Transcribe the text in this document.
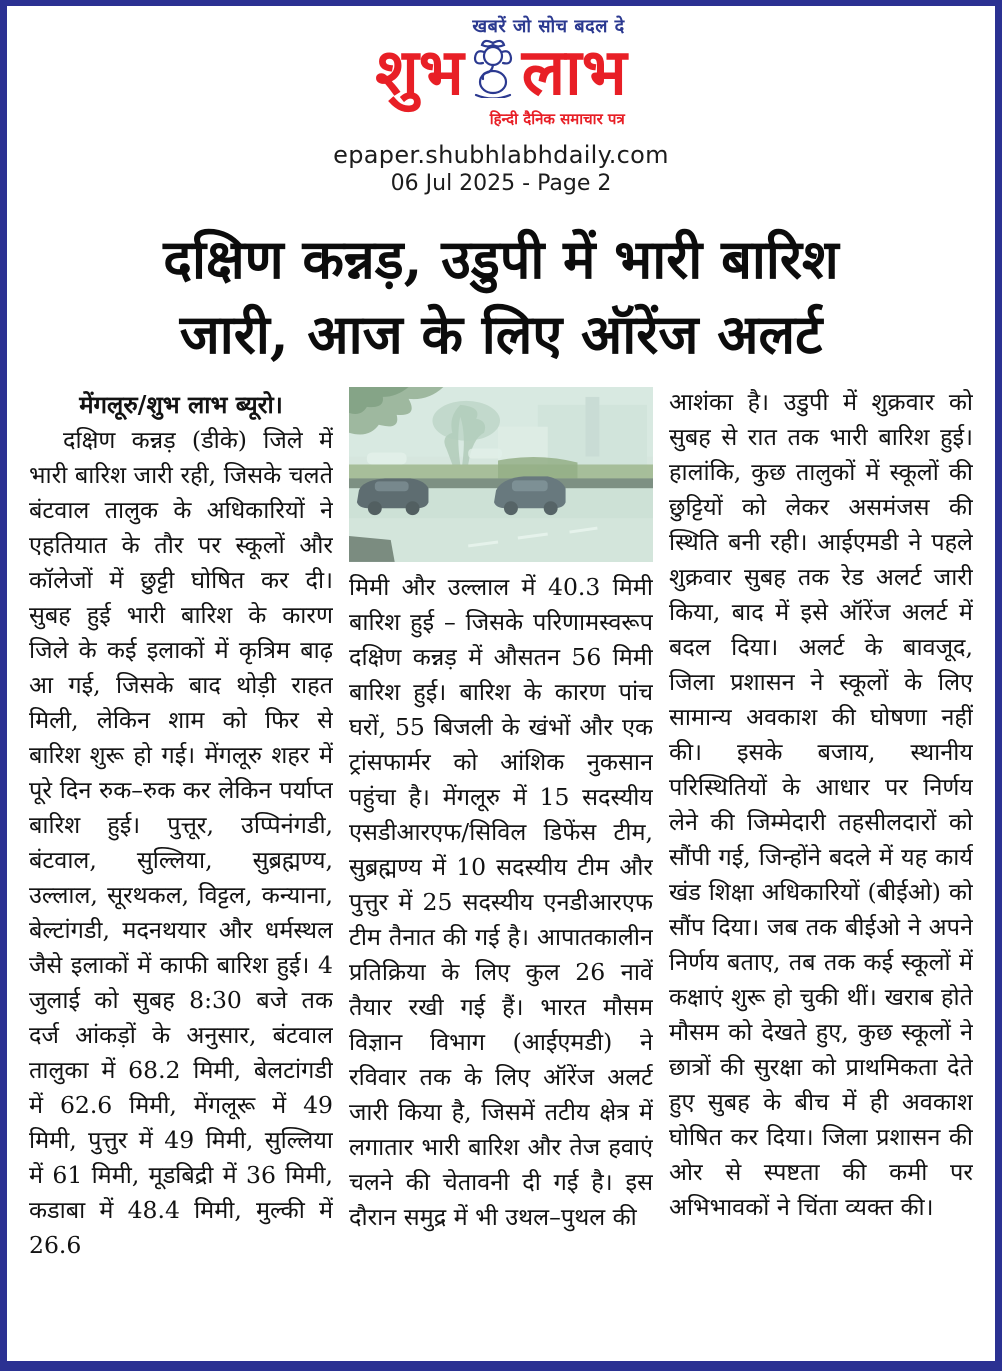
खबरें जो सोच बदल दे
शुभ लाभ
हिन्दी दैनिक समाचार पत्र
epaper.shubhlabhdaily.com
06 Jul 2025 - Page 2
दक्षिण कन्नड़, उडुपी में भारी बारिश
जारी, आज के लिए ऑरेंज अलर्ट
मेंगलूरु/शुभ लाभ ब्यूरो।
दक्षिण कन्नड़ (डीके) जिले में भारी बारिश जारी रही, जिसके चलते बंटवाल तालुक के अधिकारियों ने एहतियात के तौर पर स्कूलों और कॉलेजों में छुट्टी घोषित कर दी। सुबह हुई भारी बारिश के कारण जिले के कई इलाकों में कृत्रिम बाढ़ आ गई, जिसके बाद थोड़ी राहत मिली, लेकिन शाम को फिर से बारिश शुरू हो गई। मेंगलूरु शहर में पूरे दिन रुक–रुक कर लेकिन पर्याप्त बारिश हुई। पुत्तूर, उप्पिनंगडी, बंटवाल, सुल्लिया, सुब्रह्मण्य, उल्लाल, सूरथकल, विट्टल, कन्याना, बेल्टांगडी, मदनथयार और धर्मस्थल जैसे इलाकों में काफी बारिश हुई। 4 जुलाई को सुबह 8:30 बजे तक दर्ज आंकड़ों के अनुसार, बंटवाल तालुका में 68.2 मिमी, बेलटांगडी में 62.6 मिमी, मेंगलूरू में 49 मिमी, पुत्तुर में 49 मिमी, सुल्लिया में 61 मिमी, मूडबिद्री में 36 मिमी, कडाबा में 48.4 मिमी, मुल्की में 26.6
मिमी और उल्लाल में 40.3 मिमी बारिश हुई – जिसके परिणामस्वरूप दक्षिण कन्नड़ में औसतन 56 मिमी बारिश हुई। बारिश के कारण पांच घरों, 55 बिजली के खंभों और एक ट्रांसफार्मर को आंशिक नुकसान पहुंचा है। मेंगलूरु में 15 सदस्यीय एसडीआरएफ/सिविल डिफेंस टीम, सुब्रह्मण्य में 10 सदस्यीय टीम और पुत्तुर में 25 सदस्यीय एनडीआरएफ टीम तैनात की गई है। आपातकालीन प्रतिक्रिया के लिए कुल 26 नावें तैयार रखी गई हैं। भारत मौसम विज्ञान विभाग (आईएमडी) ने रविवार तक के लिए ऑरेंज अलर्ट जारी किया है, जिसमें तटीय क्षेत्र में लगातार भारी बारिश और तेज हवाएं चलने की चेतावनी दी गई है। इस दौरान समुद्र में भी उथल–पुथल की
आशंका है। उडुपी में शुक्रवार को सुबह से रात तक भारी बारिश हुई। हालांकि, कुछ तालुकों में स्कूलों की छुट्टियों को लेकर असमंजस की स्थिति बनी रही। आईएमडी ने पहले शुक्रवार सुबह तक रेड अलर्ट जारी किया, बाद में इसे ऑरेंज अलर्ट में बदल दिया। अलर्ट के बावजूद, जिला प्रशासन ने स्कूलों के लिए सामान्य अवकाश की घोषणा नहीं की। इसके बजाय, स्थानीय परिस्थितियों के आधार पर निर्णय लेने की जिम्मेदारी तहसीलदारों को सौंपी गई, जिन्होंने बदले में यह कार्य खंड शिक्षा अधिकारियों (बीईओ) को सौंप दिया। जब तक बीईओ ने अपने निर्णय बताए, तब तक कई स्कूलों में कक्षाएं शुरू हो चुकी थीं। खराब होते मौसम को देखते हुए, कुछ स्कूलों ने छात्रों की सुरक्षा को प्राथमिकता देते हुए सुबह के बीच में ही अवकाश घोषित कर दिया। जिला प्रशासन की ओर से स्पष्टता की कमी पर अभिभावकों ने चिंता व्यक्त की।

→ Task to carry out: Every record must be copied exactly, with the pictures left out.

→ Response to this task:
Transcribe the text in this document.
खबरें जो सोच बदल दे
शुभ लाभ
हिन्दी दैनिक समाचार पत्र
epaper.shubhlabhdaily.com
06 Jul 2025 - Page 2
दक्षिण कन्नड़, उडुपी में भारी बारिश
जारी, आज के लिए ऑरेंज अलर्ट
मेंगलूरु/शुभ लाभ ब्यूरो।
दक्षिण कन्नड़ (डीके) जिले में भारी बारिश जारी रही, जिसके चलते बंटवाल तालुक के अधिकारियों ने एहतियात के तौर पर स्कूलों और कॉलेजों में छुट्टी घोषित कर दी। सुबह हुई भारी बारिश के कारण जिले के कई इलाकों में कृत्रिम बाढ़ आ गई, जिसके बाद थोड़ी राहत मिली, लेकिन शाम को फिर से बारिश शुरू हो गई। मेंगलूरु शहर में पूरे दिन रुक–रुक कर लेकिन पर्याप्त बारिश हुई। पुत्तूर, उप्पिनंगडी, बंटवाल, सुल्लिया, सुब्रह्मण्य, उल्लाल, सूरथकल, विट्टल, कन्याना, बेल्टांगडी, मदनथयार और धर्मस्थल जैसे इलाकों में काफी बारिश हुई। 4 जुलाई को सुबह 8:30 बजे तक दर्ज आंकड़ों के अनुसार, बंटवाल तालुका में 68.2 मिमी, बेलटांगडी में 62.6 मिमी, मेंगलूरू में 49 मिमी, पुत्तुर में 49 मिमी, सुल्लिया में 61 मिमी, मूडबिद्री में 36 मिमी, कडाबा में 48.4 मिमी, मुल्की में 26.6
मिमी और उल्लाल में 40.3 मिमी बारिश हुई – जिसके परिणामस्वरूप दक्षिण कन्नड़ में औसतन 56 मिमी बारिश हुई। बारिश के कारण पांच घरों, 55 बिजली के खंभों और एक ट्रांसफार्मर को आंशिक नुकसान पहुंचा है। मेंगलूरु में 15 सदस्यीय एसडीआरएफ/सिविल डिफेंस टीम, सुब्रह्मण्य में 10 सदस्यीय टीम और पुत्तुर में 25 सदस्यीय एनडीआरएफ टीम तैनात की गई है। आपातकालीन प्रतिक्रिया के लिए कुल 26 नावें तैयार रखी गई हैं। भारत मौसम विज्ञान विभाग (आईएमडी) ने रविवार तक के लिए ऑरेंज अलर्ट जारी किया है, जिसमें तटीय क्षेत्र में लगातार भारी बारिश और तेज हवाएं चलने की चेतावनी दी गई है। इस दौरान समुद्र में भी उथल–पुथल की
आशंका है। उडुपी में शुक्रवार को सुबह से रात तक भारी बारिश हुई। हालांकि, कुछ तालुकों में स्कूलों की छुट्टियों को लेकर असमंजस की स्थिति बनी रही। आईएमडी ने पहले शुक्रवार सुबह तक रेड अलर्ट जारी किया, बाद में इसे ऑरेंज अलर्ट में बदल दिया। अलर्ट के बावजूद, जिला प्रशासन ने स्कूलों के लिए सामान्य अवकाश की घोषणा नहीं की। इसके बजाय, स्थानीय परिस्थितियों के आधार पर निर्णय लेने की जिम्मेदारी तहसीलदारों को सौंपी गई, जिन्होंने बदले में यह कार्य खंड शिक्षा अधिकारियों (बीईओ) को सौंप दिया। जब तक बीईओ ने अपने निर्णय बताए, तब तक कई स्कूलों में कक्षाएं शुरू हो चुकी थीं। खराब होते मौसम को देखते हुए, कुछ स्कूलों ने छात्रों की सुरक्षा को प्राथमिकता देते हुए सुबह के बीच में ही अवकाश घोषित कर दिया। जिला प्रशासन की ओर से स्पष्टता की कमी पर अभिभावकों ने चिंता व्यक्त की।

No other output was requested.